__INSTRUCTION__. Gather each line in the entries that includes the string "challenge".

__DATA SUPPLIED__.
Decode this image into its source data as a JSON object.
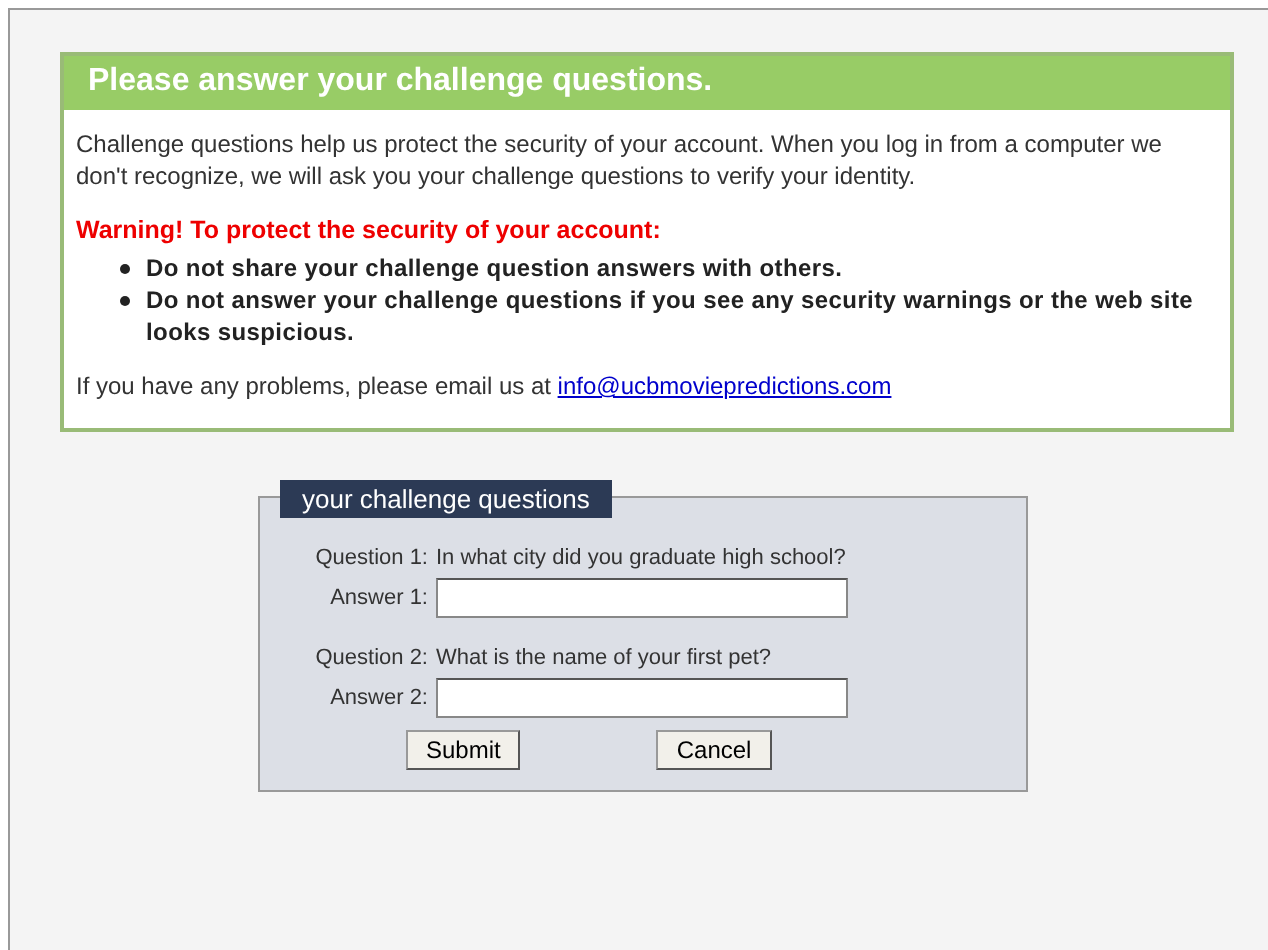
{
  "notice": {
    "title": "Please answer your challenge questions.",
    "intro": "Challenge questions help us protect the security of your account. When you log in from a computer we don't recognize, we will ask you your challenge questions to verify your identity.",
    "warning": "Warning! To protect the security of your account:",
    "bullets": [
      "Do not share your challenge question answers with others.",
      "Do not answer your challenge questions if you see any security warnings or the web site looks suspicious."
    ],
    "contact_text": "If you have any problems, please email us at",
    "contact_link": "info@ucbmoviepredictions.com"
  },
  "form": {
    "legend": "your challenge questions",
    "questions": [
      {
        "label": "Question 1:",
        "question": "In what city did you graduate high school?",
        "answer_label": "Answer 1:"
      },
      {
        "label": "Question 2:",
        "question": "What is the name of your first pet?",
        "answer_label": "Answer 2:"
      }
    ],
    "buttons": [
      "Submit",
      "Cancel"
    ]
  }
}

__COMPLETE RESPONSE__.
    "title": "Please answer your challenge questions.",
    "intro": "Challenge questions help us protect the security of your account. When you log in from a computer we don't recognize, we will ask you your challenge questions to verify your identity.",
      "Do not share your challenge question answers with others.",
      "Do not answer your challenge questions if you see any security warnings or the web site looks suspicious."
    "legend": "your challenge questions",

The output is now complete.